» TASK DETAILS:
State the number of lines in these records that include the word "tabel", and add nothing to it.

» PROVIDED INFORMATION:
● ● ● ●

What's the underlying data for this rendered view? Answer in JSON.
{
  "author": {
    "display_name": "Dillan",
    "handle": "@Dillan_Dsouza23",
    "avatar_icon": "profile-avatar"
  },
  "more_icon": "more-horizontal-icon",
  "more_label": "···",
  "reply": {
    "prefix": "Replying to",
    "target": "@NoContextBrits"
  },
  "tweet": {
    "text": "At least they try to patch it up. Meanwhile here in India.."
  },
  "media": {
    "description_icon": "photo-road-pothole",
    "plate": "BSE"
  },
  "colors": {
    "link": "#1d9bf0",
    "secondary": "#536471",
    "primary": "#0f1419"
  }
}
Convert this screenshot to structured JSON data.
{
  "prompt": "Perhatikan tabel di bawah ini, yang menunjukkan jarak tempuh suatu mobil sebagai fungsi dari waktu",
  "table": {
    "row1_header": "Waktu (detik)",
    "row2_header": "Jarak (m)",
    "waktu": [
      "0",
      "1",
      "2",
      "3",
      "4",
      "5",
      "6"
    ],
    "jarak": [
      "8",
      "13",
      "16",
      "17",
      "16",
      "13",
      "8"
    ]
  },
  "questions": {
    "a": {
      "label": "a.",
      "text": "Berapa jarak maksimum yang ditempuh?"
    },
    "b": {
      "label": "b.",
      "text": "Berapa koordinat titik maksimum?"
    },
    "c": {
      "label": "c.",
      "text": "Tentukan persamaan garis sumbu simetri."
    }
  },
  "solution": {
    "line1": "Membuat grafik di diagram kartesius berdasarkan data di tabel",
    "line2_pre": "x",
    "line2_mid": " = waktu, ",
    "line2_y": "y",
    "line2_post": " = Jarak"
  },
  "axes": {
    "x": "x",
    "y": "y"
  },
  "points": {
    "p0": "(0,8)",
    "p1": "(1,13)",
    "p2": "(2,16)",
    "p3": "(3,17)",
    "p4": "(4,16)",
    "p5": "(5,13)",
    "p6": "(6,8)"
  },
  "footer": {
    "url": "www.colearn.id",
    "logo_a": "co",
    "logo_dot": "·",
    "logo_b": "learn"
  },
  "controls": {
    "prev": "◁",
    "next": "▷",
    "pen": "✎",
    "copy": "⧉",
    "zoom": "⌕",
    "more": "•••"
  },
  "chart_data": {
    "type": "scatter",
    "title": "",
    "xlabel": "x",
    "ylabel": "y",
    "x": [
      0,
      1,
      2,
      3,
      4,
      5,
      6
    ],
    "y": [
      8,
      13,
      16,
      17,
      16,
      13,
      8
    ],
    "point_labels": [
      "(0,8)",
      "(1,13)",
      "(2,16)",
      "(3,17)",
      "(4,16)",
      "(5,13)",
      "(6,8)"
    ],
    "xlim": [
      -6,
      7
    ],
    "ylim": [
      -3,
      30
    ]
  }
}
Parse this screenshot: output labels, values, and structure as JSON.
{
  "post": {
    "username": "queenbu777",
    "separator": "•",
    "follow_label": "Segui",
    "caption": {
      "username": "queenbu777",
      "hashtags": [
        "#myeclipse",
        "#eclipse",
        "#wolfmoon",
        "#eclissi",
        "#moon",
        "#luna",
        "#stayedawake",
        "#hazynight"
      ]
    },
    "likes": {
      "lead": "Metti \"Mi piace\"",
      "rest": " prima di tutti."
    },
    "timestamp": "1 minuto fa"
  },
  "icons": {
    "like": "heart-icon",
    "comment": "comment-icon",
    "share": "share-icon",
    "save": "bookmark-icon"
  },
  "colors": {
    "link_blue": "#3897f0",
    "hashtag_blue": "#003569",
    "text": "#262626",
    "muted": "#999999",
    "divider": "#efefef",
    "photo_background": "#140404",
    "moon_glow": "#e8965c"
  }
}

● ● ● ●

» TASK SOLUTION:
2